— BEGIN —

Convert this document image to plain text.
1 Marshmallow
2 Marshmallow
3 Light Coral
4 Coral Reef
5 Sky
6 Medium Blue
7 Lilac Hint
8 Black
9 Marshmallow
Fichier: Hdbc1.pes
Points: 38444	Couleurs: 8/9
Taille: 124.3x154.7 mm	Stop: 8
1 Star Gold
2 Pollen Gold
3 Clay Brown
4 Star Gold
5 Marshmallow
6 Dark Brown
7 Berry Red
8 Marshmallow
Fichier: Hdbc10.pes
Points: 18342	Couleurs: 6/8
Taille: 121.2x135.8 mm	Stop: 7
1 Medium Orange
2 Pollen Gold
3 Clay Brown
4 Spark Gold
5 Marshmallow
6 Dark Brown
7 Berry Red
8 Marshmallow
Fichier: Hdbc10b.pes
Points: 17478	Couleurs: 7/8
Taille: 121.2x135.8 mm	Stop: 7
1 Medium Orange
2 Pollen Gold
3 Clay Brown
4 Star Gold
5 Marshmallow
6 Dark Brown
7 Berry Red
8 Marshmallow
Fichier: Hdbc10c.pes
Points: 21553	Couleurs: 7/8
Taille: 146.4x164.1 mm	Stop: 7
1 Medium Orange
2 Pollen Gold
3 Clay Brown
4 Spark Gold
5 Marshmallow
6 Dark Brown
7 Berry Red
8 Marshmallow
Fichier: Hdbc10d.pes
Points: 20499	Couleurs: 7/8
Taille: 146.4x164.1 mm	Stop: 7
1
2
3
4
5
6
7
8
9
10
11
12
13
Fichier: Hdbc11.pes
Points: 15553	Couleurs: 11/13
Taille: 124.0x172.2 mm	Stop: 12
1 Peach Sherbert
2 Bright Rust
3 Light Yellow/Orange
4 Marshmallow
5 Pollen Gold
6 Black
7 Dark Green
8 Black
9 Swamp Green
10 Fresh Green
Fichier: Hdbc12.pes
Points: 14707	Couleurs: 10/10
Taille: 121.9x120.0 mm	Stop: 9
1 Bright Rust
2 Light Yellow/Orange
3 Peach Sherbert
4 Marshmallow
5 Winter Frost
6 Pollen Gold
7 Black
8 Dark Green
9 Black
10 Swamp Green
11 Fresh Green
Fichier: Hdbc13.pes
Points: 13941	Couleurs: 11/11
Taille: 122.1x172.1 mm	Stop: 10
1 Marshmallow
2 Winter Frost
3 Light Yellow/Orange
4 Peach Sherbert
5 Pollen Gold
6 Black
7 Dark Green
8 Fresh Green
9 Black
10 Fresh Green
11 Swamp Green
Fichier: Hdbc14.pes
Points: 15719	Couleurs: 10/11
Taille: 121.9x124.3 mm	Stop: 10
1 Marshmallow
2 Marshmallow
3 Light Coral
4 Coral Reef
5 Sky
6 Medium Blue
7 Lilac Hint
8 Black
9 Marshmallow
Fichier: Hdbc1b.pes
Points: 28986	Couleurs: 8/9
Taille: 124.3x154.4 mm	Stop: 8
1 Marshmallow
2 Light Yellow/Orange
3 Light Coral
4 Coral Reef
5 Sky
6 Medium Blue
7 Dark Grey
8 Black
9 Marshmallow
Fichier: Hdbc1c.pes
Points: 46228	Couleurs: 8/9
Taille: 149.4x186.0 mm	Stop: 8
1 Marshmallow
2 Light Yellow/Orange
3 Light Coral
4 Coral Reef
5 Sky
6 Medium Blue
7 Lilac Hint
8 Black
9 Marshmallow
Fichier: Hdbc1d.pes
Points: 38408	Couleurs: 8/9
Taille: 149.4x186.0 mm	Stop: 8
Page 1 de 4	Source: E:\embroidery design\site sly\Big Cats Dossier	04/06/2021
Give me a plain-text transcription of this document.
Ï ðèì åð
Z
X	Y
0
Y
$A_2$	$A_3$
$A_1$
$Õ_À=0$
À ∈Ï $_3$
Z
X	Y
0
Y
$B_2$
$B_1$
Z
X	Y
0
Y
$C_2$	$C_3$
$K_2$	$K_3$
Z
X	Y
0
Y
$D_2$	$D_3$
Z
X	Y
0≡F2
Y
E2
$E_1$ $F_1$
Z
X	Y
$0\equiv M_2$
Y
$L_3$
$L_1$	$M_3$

— END —

◆ **SHORT PROBLEM**
Transcribe all of the entries without altering anything.

◆ **TASK RESULT**
Convert this document image to plain text.
1 Marshmallow
2 Marshmallow
3 Light Coral
4 Coral Reef
5 Sky
6 Medium Blue
7 Lilac Hint
8 Black
9 Marshmallow
Fichier: Hdbc1.pes
Points: 38444	Couleurs: 8/9
Taille: 124.3x154.7 mm	Stop: 8
1 Star Gold
2 Pollen Gold
3 Clay Brown
4 Star Gold
5 Marshmallow
6 Dark Brown
7 Berry Red
8 Marshmallow
Fichier: Hdbc10.pes
Points: 18342	Couleurs: 6/8
Taille: 121.2x135.8 mm	Stop: 7
1 Medium Orange
2 Pollen Gold
3 Clay Brown
4 Spark Gold
5 Marshmallow
6 Dark Brown
7 Berry Red
8 Marshmallow
Fichier: Hdbc10b.pes
Points: 17478	Couleurs: 7/8
Taille: 121.2x135.8 mm	Stop: 7
1 Medium Orange
2 Pollen Gold
3 Clay Brown
4 Star Gold
5 Marshmallow
6 Dark Brown
7 Berry Red
8 Marshmallow
Fichier: Hdbc10c.pes
Points: 21553	Couleurs: 7/8
Taille: 146.4x164.1 mm	Stop: 7
1 Medium Orange
2 Pollen Gold
3 Clay Brown
4 Spark Gold
5 Marshmallow
6 Dark Brown
7 Berry Red
8 Marshmallow
Fichier: Hdbc10d.pes
Points: 20499	Couleurs: 7/8
Taille: 146.4x164.1 mm	Stop: 7
1
2
3
4
5
6
7
8
9
10
11
12
13
Fichier: Hdbc11.pes
Points: 15553	Couleurs: 11/13
Taille: 124.0x172.2 mm	Stop: 12
1 Peach Sherbert
2 Bright Rust
3 Light Yellow/Orange
4 Marshmallow
5 Pollen Gold
6 Black
7 Dark Green
8 Black
9 Swamp Green
10 Fresh Green
Fichier: Hdbc12.pes
Points: 14707	Couleurs: 10/10
Taille: 121.9x120.0 mm	Stop: 9
1 Bright Rust
2 Light Yellow/Orange
3 Peach Sherbert
4 Marshmallow
5 Winter Frost
6 Pollen Gold
7 Black
8 Dark Green
9 Black
10 Swamp Green
11 Fresh Green
Fichier: Hdbc13.pes
Points: 13941	Couleurs: 11/11
Taille: 122.1x172.1 mm	Stop: 10
1 Marshmallow
2 Winter Frost
3 Light Yellow/Orange
4 Peach Sherbert
5 Pollen Gold
6 Black
7 Dark Green
8 Fresh Green
9 Black
10 Fresh Green
11 Swamp Green
Fichier: Hdbc14.pes
Points: 15719	Couleurs: 10/11
Taille: 121.9x124.3 mm	Stop: 10
1 Marshmallow
2 Marshmallow
3 Light Coral
4 Coral Reef
5 Sky
6 Medium Blue
7 Lilac Hint
8 Black
9 Marshmallow
Fichier: Hdbc1b.pes
Points: 28986	Couleurs: 8/9
Taille: 124.3x154.4 mm	Stop: 8
1 Marshmallow
2 Light Yellow/Orange
3 Light Coral
4 Coral Reef
5 Sky
6 Medium Blue
7 Dark Grey
8 Black
9 Marshmallow
Fichier: Hdbc1c.pes
Points: 46228	Couleurs: 8/9
Taille: 149.4x186.0 mm	Stop: 8
1 Marshmallow
2 Light Yellow/Orange
3 Light Coral
4 Coral Reef
5 Sky
6 Medium Blue
7 Lilac Hint
8 Black
9 Marshmallow
Fichier: Hdbc1d.pes
Points: 38408	Couleurs: 8/9
Taille: 149.4x186.0 mm	Stop: 8
Page 1 de 4	Source: E:\embroidery design\site sly\Big Cats Dossier	04/06/2021
Give me a plain-text transcription of this document.
Ï ðèì åð
Z
X	Y
0
Y
$A_2$	$A_3$
$A_1$
$Õ_À=0$
À ∈Ï $_3$
Z
X	Y
0
Y
$B_2$
$B_1$
Z
X	Y
0
Y
$C_2$	$C_3$
$K_2$	$K_3$
Z
X	Y
0
Y
$D_2$	$D_3$
Z
X	Y
0≡F2
Y
E2
$E_1$ $F_1$
Z
X	Y
$0\equiv M_2$
Y
$L_3$
$L_1$	$M_3$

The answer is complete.